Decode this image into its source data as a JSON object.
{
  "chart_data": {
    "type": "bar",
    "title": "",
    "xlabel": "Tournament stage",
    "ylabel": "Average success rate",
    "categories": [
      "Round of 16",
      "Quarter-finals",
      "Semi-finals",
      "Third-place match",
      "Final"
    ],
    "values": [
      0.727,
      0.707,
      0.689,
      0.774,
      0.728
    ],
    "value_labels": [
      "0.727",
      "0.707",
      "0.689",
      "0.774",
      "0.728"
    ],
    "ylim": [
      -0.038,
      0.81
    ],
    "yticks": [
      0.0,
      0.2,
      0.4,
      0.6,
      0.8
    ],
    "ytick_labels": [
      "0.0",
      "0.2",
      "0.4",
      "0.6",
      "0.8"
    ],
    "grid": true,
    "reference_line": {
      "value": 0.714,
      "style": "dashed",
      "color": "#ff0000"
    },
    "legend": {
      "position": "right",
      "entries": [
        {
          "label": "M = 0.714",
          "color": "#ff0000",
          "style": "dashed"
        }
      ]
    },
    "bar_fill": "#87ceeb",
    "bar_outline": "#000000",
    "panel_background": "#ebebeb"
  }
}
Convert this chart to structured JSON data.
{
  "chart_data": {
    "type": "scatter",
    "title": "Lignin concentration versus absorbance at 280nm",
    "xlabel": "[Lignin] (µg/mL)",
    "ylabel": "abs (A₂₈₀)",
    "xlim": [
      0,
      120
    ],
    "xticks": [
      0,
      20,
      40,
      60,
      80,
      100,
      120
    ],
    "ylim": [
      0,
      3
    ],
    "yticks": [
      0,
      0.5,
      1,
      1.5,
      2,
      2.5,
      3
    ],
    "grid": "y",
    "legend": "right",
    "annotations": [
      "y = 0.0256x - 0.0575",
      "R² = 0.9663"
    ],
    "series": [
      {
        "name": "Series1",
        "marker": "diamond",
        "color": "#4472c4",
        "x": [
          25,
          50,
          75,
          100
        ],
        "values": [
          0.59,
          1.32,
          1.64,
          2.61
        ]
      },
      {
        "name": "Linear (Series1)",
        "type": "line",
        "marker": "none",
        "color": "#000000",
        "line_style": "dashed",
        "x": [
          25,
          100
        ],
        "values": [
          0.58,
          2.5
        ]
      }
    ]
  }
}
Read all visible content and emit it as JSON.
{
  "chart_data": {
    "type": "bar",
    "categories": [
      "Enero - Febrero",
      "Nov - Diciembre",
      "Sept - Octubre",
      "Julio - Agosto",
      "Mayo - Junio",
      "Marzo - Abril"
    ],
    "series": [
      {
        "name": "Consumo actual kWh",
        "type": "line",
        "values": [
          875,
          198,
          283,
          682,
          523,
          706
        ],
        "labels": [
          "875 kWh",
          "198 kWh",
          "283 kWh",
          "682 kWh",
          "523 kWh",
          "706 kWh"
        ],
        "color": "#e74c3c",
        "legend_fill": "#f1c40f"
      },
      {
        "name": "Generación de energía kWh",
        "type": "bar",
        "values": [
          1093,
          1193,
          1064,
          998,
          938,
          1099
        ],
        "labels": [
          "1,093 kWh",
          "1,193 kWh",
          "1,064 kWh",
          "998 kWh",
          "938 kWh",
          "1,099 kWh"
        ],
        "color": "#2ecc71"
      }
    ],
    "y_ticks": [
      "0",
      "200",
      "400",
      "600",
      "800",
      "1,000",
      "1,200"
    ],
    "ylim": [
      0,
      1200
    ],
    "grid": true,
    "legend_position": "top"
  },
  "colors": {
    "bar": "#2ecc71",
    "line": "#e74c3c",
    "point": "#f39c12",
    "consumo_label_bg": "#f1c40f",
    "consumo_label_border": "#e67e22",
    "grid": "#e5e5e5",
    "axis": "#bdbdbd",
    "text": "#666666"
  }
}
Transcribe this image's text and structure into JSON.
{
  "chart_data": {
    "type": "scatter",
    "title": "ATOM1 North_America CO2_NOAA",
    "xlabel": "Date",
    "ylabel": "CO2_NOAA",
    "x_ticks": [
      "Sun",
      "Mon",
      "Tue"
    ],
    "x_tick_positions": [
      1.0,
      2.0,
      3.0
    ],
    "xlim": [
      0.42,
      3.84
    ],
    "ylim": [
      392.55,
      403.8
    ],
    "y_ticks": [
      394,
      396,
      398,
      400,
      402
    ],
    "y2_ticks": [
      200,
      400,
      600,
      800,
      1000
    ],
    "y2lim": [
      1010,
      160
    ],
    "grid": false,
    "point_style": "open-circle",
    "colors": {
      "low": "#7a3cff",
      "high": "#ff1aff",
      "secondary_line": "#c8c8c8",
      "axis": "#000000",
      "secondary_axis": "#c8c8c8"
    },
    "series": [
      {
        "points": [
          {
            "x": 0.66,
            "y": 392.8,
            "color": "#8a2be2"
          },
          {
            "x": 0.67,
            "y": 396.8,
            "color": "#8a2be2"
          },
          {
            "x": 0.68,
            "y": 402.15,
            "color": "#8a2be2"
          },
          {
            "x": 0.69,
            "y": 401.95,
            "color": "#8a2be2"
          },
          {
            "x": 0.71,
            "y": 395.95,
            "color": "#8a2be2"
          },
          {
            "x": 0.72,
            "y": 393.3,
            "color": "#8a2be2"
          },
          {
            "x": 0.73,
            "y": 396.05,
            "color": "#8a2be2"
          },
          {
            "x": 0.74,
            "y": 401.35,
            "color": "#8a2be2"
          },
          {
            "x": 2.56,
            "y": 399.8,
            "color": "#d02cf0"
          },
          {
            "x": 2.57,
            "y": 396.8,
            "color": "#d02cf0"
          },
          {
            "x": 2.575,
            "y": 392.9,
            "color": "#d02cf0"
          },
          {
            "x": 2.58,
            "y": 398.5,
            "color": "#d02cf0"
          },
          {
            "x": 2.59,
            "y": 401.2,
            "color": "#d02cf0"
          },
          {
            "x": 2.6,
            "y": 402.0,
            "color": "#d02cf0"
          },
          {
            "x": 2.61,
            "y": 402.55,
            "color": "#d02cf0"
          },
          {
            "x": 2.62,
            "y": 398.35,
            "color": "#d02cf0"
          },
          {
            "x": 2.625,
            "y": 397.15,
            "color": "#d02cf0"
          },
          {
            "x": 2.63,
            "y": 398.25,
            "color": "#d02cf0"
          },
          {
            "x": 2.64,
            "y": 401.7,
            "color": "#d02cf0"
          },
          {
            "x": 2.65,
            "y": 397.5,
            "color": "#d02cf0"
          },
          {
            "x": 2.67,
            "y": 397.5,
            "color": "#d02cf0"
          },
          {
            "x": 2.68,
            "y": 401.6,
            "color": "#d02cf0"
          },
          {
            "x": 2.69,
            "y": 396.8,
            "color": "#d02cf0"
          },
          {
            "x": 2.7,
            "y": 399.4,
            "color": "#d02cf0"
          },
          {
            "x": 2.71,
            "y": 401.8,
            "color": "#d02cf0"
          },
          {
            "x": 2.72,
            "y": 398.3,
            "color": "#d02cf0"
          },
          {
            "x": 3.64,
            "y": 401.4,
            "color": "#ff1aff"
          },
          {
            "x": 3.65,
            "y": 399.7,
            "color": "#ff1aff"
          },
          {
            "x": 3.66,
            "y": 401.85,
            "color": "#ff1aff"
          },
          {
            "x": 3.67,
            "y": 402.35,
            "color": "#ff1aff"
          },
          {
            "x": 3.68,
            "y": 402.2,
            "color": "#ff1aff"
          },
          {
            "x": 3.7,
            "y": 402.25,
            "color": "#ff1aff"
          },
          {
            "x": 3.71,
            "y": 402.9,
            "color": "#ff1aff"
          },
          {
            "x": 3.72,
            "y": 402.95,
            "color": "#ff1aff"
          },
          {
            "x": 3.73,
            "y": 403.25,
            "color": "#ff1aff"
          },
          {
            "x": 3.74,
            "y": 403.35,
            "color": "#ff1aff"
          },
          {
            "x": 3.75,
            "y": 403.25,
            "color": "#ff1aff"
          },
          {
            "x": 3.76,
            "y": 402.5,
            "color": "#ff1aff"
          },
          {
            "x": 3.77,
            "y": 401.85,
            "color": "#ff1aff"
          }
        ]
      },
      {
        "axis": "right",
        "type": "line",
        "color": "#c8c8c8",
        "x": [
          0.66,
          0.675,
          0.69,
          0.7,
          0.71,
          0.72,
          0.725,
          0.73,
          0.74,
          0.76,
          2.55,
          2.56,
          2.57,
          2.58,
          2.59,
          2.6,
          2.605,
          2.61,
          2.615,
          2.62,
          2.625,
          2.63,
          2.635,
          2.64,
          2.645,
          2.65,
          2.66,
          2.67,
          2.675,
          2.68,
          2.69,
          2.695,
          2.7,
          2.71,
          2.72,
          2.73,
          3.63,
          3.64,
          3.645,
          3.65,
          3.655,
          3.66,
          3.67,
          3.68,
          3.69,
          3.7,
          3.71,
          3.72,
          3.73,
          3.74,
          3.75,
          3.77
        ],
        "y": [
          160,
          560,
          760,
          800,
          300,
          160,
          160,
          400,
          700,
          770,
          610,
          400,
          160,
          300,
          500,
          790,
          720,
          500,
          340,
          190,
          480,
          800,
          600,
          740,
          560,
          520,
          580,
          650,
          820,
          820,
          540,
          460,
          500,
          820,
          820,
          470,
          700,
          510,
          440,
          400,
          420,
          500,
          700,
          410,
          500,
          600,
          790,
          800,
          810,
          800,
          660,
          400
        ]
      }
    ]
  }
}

......

Task objective:
Of the lines above, how many contain the string "this"? Only the number is required.

Answer to the task:
3